Using the data below, copy each line that includes the word "name".

◆ **Supplied data**:
········

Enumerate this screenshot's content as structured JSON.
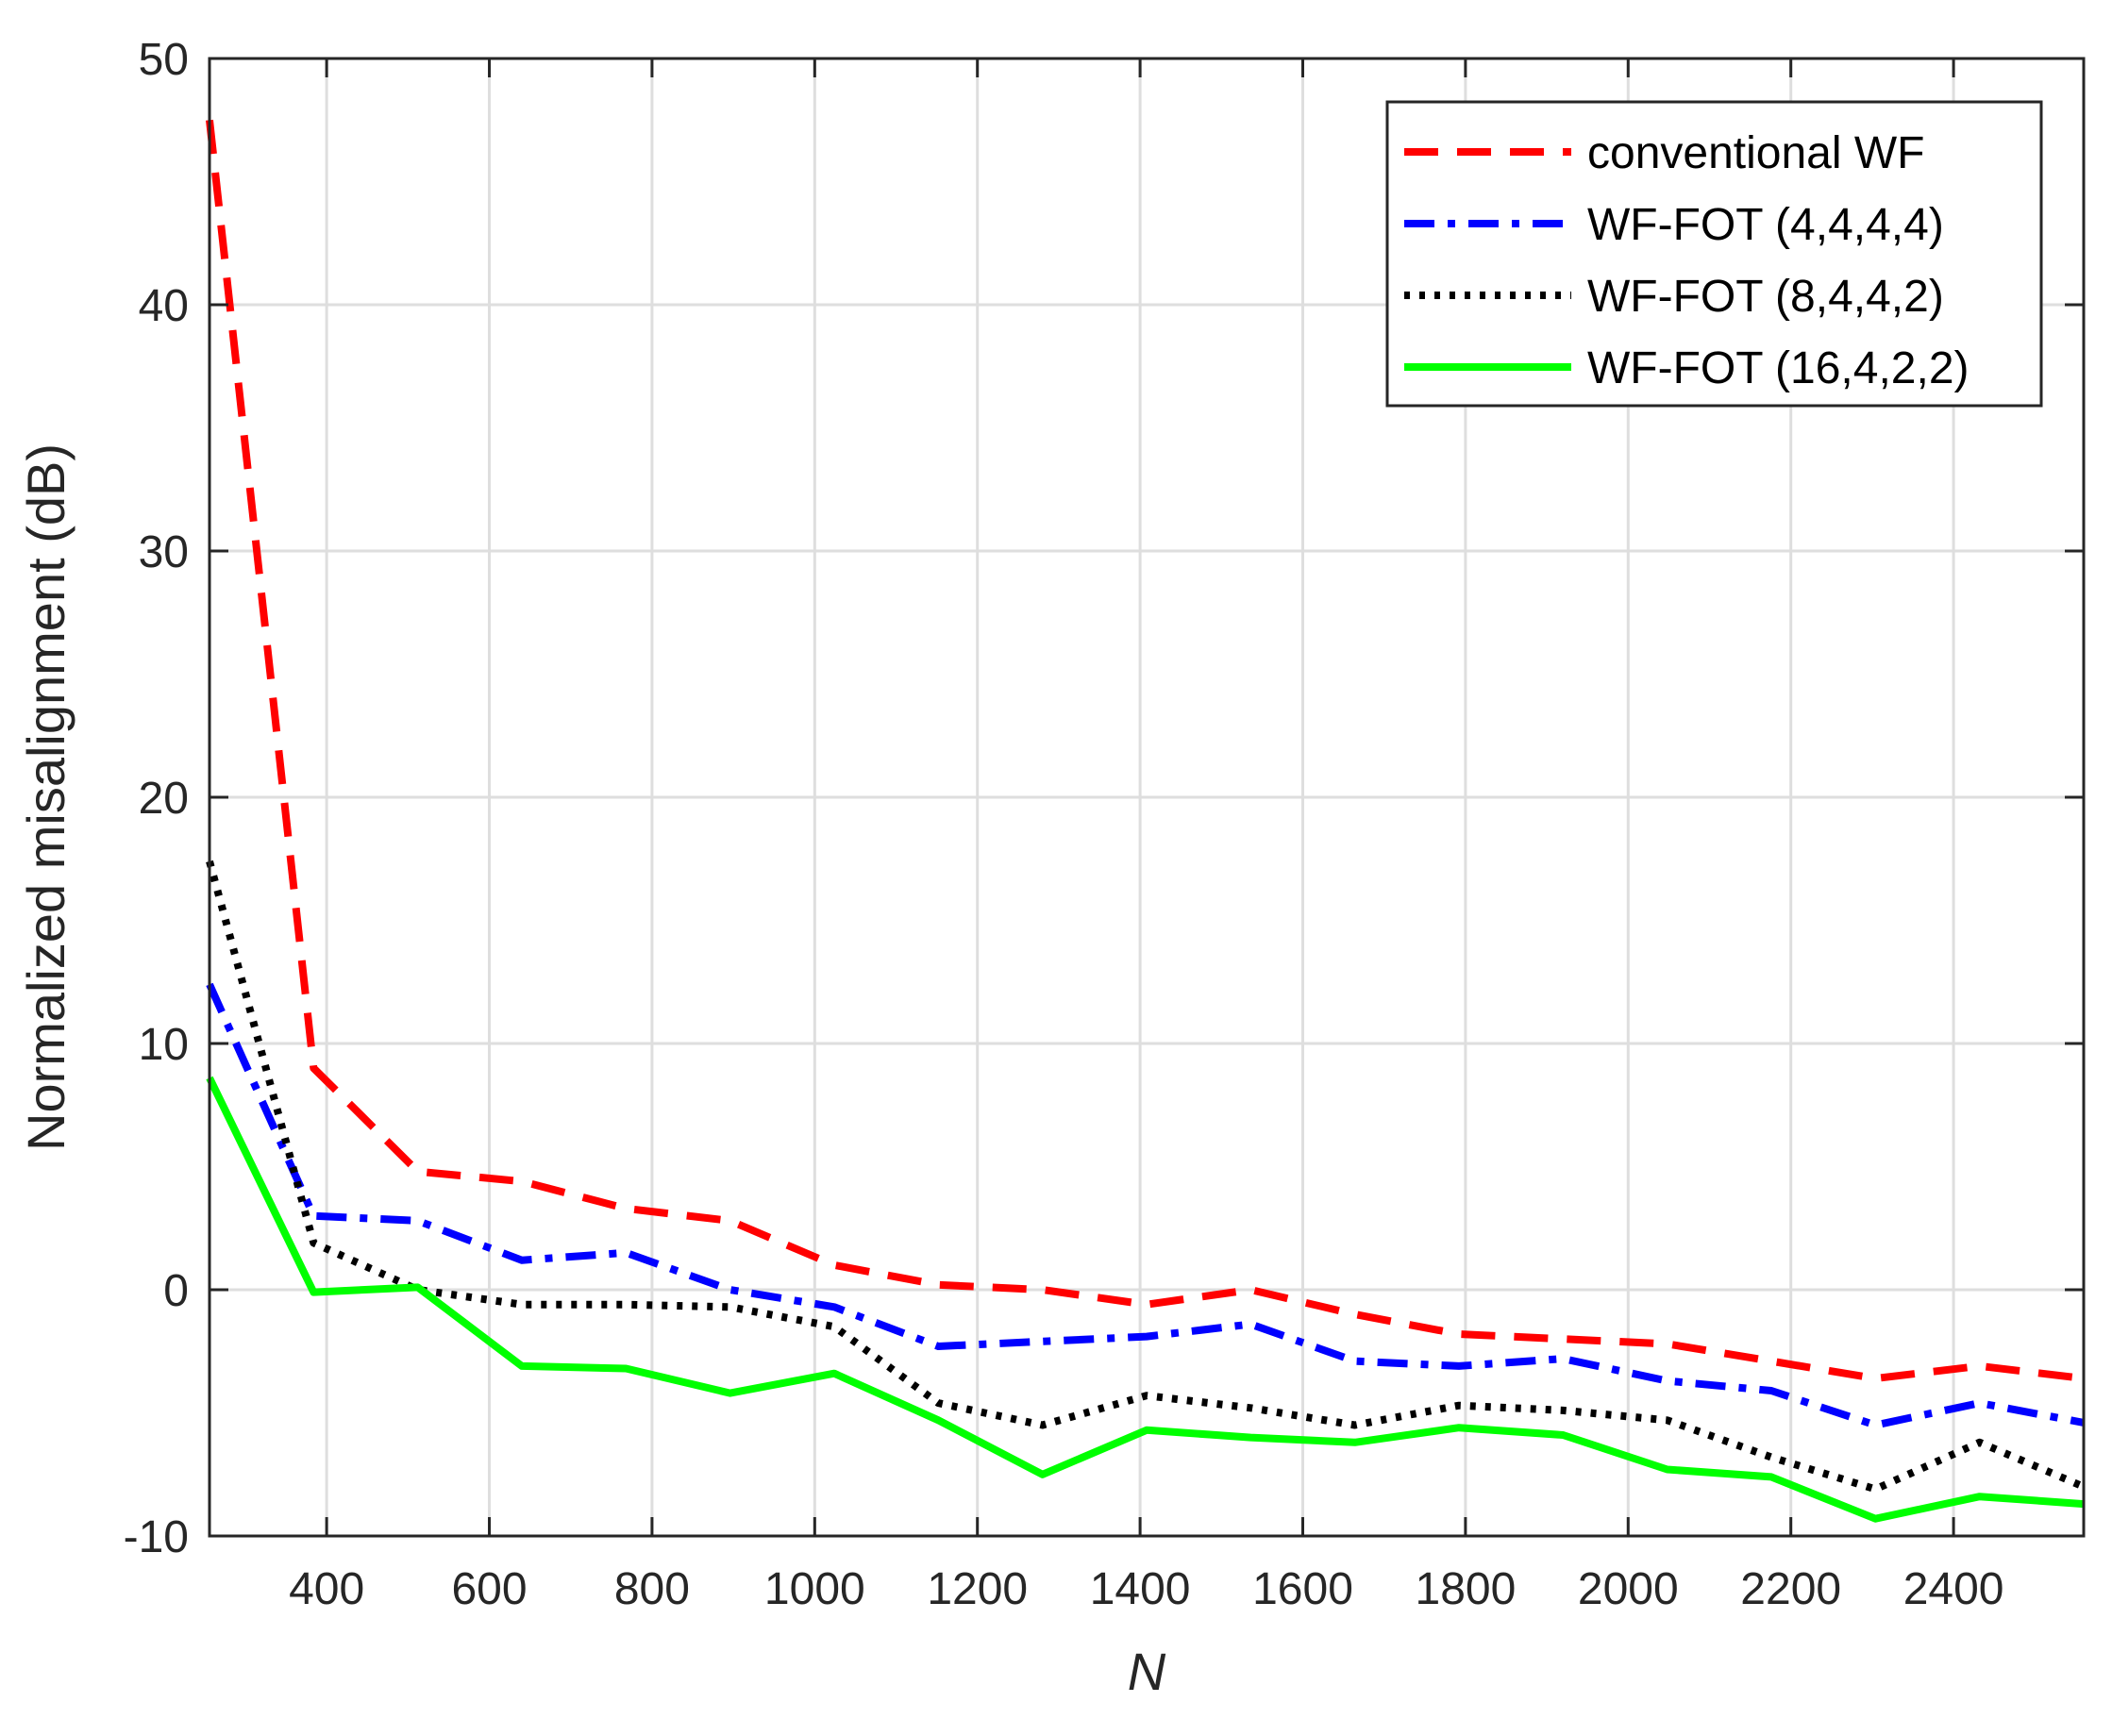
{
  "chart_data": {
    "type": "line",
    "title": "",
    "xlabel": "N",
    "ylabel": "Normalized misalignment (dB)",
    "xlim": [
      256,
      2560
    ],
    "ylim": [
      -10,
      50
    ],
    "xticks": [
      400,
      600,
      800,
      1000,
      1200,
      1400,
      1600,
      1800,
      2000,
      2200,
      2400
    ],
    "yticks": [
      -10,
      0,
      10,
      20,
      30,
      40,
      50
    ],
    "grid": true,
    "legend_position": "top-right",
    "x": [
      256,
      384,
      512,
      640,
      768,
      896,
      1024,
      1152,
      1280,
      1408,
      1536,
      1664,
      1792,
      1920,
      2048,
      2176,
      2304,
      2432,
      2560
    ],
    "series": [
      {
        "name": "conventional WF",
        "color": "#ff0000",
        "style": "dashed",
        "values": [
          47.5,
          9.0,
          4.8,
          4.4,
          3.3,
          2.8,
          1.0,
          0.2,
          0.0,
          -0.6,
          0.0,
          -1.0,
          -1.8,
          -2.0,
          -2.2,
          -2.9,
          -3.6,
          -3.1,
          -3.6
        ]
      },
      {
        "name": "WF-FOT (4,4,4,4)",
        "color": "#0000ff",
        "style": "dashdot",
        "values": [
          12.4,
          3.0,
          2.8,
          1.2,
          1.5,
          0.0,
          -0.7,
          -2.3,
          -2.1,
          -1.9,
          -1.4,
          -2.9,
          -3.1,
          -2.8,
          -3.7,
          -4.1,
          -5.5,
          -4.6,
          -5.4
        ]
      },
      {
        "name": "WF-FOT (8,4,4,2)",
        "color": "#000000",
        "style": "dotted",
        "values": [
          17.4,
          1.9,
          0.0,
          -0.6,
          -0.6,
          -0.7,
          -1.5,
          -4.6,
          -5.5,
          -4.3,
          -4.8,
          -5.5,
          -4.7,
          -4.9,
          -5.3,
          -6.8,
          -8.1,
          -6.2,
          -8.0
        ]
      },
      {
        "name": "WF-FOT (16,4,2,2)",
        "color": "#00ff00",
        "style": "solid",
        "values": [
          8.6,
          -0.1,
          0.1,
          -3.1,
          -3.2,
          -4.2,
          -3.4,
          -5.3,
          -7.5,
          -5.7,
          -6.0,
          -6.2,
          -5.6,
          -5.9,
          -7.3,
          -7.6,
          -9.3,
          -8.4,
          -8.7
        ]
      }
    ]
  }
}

········

◆ **Result**:
        "name": "conventional WF",
        "name": "WF-FOT (4,4,4,4)",
        "name": "WF-FOT (8,4,4,2)",
        "name": "WF-FOT (16,4,2,2)",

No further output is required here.